- **Directions**: Copy every line in the records below that contains the word "دعاوی".

Saved data entries
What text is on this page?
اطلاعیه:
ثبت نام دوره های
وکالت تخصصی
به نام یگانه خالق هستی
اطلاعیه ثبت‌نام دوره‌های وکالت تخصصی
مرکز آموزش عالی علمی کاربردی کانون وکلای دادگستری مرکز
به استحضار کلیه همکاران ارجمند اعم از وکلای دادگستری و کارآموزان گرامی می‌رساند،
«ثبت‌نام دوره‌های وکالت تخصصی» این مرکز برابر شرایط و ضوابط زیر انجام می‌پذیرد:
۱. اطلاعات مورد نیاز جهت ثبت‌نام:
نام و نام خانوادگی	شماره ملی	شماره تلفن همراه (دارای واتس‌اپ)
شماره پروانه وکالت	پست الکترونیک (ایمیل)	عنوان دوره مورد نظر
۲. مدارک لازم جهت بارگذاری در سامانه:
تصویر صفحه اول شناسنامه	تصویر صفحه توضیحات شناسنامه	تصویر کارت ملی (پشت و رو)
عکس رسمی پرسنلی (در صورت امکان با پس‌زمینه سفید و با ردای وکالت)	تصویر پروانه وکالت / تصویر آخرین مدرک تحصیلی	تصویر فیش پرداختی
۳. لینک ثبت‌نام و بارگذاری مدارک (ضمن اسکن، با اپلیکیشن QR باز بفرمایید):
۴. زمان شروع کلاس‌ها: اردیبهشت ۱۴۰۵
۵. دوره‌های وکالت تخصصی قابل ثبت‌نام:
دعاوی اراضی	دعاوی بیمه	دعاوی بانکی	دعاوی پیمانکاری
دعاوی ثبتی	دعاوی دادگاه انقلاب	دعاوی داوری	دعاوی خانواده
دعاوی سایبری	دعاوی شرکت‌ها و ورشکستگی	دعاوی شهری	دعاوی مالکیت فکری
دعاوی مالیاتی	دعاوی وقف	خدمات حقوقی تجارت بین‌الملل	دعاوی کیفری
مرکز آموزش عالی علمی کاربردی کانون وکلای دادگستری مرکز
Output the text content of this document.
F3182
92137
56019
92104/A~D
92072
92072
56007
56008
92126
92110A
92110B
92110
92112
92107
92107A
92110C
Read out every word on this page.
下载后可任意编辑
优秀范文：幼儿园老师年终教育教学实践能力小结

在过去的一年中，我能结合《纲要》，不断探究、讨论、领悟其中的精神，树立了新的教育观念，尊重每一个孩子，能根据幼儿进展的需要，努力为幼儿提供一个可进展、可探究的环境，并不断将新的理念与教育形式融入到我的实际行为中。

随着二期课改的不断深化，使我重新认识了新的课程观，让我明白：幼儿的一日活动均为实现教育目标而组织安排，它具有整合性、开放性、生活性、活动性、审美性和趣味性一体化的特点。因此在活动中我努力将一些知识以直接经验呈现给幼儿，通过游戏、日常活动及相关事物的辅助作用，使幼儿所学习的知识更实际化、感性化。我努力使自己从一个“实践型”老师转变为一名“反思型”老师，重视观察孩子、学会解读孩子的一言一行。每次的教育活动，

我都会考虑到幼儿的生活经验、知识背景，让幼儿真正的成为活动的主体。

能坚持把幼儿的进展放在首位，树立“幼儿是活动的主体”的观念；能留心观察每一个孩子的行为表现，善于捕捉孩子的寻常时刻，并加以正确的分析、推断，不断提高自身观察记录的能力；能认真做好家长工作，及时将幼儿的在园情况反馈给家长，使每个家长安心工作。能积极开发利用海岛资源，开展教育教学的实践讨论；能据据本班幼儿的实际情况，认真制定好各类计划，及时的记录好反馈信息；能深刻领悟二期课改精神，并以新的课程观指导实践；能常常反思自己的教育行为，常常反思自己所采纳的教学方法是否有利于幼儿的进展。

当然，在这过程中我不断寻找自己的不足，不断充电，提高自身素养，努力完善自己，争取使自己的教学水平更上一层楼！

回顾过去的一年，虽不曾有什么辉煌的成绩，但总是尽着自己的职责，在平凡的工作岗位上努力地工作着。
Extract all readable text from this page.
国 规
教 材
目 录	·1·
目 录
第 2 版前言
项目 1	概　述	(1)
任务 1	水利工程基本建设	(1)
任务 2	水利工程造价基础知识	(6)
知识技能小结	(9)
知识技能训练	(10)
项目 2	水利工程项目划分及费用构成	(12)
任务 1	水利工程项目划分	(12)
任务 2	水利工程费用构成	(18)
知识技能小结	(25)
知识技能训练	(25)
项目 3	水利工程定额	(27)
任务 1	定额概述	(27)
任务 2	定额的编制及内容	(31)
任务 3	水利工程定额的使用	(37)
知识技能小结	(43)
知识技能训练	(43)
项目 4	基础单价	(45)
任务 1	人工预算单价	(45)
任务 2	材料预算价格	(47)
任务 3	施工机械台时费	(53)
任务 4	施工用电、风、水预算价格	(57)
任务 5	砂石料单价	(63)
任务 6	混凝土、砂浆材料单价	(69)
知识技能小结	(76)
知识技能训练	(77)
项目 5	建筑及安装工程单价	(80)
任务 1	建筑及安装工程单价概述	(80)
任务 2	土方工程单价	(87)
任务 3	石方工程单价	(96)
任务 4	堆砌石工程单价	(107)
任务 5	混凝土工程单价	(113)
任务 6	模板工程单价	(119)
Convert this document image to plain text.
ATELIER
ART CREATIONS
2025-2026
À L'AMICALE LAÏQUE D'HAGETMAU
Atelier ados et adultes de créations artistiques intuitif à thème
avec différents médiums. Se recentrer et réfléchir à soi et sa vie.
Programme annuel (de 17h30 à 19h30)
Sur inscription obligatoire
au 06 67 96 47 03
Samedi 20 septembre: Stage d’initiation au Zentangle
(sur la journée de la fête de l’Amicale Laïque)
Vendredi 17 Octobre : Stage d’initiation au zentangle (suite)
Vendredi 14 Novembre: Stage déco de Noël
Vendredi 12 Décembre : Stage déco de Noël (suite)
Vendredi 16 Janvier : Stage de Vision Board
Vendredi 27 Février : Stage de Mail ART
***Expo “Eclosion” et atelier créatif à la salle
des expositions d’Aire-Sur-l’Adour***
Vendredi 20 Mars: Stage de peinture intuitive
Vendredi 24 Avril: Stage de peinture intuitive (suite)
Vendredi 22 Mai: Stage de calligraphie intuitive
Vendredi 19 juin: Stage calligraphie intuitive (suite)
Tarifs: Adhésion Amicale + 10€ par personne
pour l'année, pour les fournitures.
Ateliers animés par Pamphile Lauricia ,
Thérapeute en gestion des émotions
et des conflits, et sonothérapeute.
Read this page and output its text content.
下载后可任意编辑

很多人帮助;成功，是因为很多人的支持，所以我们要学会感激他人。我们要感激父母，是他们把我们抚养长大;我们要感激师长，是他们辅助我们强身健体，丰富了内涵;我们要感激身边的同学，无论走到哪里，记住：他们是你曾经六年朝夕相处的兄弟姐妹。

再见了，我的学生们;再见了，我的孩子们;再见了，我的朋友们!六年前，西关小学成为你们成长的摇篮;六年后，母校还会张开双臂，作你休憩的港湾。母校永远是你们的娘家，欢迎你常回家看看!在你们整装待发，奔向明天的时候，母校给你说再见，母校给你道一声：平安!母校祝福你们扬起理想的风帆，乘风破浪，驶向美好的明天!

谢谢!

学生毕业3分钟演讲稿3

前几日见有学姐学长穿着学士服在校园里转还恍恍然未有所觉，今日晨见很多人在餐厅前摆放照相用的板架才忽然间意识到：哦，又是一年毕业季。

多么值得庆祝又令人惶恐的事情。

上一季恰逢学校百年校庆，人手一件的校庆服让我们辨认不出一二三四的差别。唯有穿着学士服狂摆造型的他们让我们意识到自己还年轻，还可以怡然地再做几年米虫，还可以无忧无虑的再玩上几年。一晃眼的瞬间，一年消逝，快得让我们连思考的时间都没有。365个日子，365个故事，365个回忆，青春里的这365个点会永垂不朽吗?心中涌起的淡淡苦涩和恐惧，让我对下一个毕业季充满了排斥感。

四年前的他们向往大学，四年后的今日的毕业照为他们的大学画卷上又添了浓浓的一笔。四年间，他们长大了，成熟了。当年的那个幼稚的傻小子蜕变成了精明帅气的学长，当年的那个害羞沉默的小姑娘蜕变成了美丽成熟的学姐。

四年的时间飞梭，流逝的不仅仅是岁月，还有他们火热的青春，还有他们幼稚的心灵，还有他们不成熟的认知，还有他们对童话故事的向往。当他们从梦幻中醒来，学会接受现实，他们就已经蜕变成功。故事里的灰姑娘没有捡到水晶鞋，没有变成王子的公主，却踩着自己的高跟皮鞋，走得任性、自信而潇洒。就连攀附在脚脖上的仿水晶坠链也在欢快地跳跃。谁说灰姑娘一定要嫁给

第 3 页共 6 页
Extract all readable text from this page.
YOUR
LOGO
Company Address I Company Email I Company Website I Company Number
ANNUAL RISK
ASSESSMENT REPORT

- **Correct result**:
دعاوی اراضی	دعاوی بیمه	دعاوی بانکی	دعاوی پیمانکاری
دعاوی ثبتی	دعاوی دادگاه انقلاب	دعاوی داوری	دعاوی خانواده
دعاوی سایبری	دعاوی شرکت‌ها و ورشکستگی	دعاوی شهری	دعاوی مالکیت فکری
دعاوی مالیاتی	دعاوی وقف	خدمات حقوقی تجارت بین‌الملل	دعاوی کیفری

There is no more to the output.